Short problem: Print the listing below exactly.

Supplied data:

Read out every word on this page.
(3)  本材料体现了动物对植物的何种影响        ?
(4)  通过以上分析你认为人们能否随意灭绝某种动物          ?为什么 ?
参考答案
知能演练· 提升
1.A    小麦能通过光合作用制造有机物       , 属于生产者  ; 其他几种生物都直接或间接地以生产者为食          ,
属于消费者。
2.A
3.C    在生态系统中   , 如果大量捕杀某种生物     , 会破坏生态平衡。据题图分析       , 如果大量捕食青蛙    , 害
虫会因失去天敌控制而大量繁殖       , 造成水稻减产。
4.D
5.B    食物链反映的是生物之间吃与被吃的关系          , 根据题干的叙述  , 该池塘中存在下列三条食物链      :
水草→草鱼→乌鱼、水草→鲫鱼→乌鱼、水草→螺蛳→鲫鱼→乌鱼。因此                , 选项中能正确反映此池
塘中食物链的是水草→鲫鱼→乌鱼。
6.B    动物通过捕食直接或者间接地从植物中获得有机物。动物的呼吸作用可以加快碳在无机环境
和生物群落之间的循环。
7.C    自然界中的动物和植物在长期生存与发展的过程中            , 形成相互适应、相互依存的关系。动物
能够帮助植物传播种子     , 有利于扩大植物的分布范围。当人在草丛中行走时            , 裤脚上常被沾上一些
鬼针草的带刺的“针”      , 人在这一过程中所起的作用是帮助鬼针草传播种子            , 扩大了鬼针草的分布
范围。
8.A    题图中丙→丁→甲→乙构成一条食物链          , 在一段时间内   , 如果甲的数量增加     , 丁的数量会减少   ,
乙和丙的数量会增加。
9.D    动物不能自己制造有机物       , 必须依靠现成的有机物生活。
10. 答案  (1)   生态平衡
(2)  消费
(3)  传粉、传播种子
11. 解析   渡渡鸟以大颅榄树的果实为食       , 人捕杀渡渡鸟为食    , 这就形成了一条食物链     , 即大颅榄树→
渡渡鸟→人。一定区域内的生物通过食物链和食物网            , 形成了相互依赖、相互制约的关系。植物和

Solution for this problem:
Read out every word on this page.
(3)  本材料体现了动物对植物的何种影响        ?
(4)  通过以上分析你认为人们能否随意灭绝某种动物          ?为什么 ?
参考答案
知能演练· 提升
1.A    小麦能通过光合作用制造有机物       , 属于生产者  ; 其他几种生物都直接或间接地以生产者为食          ,
属于消费者。
2.A
3.C    在生态系统中   , 如果大量捕杀某种生物     , 会破坏生态平衡。据题图分析       , 如果大量捕食青蛙    , 害
虫会因失去天敌控制而大量繁殖       , 造成水稻减产。
4.D
5.B    食物链反映的是生物之间吃与被吃的关系          , 根据题干的叙述  , 该池塘中存在下列三条食物链      :
水草→草鱼→乌鱼、水草→鲫鱼→乌鱼、水草→螺蛳→鲫鱼→乌鱼。因此                , 选项中能正确反映此池
塘中食物链的是水草→鲫鱼→乌鱼。
6.B    动物通过捕食直接或者间接地从植物中获得有机物。动物的呼吸作用可以加快碳在无机环境
和生物群落之间的循环。
7.C    自然界中的动物和植物在长期生存与发展的过程中            , 形成相互适应、相互依存的关系。动物
能够帮助植物传播种子     , 有利于扩大植物的分布范围。当人在草丛中行走时            , 裤脚上常被沾上一些
鬼针草的带刺的“针”      , 人在这一过程中所起的作用是帮助鬼针草传播种子            , 扩大了鬼针草的分布
范围。
8.A    题图中丙→丁→甲→乙构成一条食物链          , 在一段时间内   , 如果甲的数量增加     , 丁的数量会减少   ,
乙和丙的数量会增加。
9.D    动物不能自己制造有机物       , 必须依靠现成的有机物生活。
10. 答案  (1)   生态平衡
(2)  消费
(3)  传粉、传播种子
11. 解析   渡渡鸟以大颅榄树的果实为食       , 人捕杀渡渡鸟为食    , 这就形成了一条食物链     , 即大颅榄树→
渡渡鸟→人。一定区域内的生物通过食物链和食物网            , 形成了相互依赖、相互制约的关系。植物和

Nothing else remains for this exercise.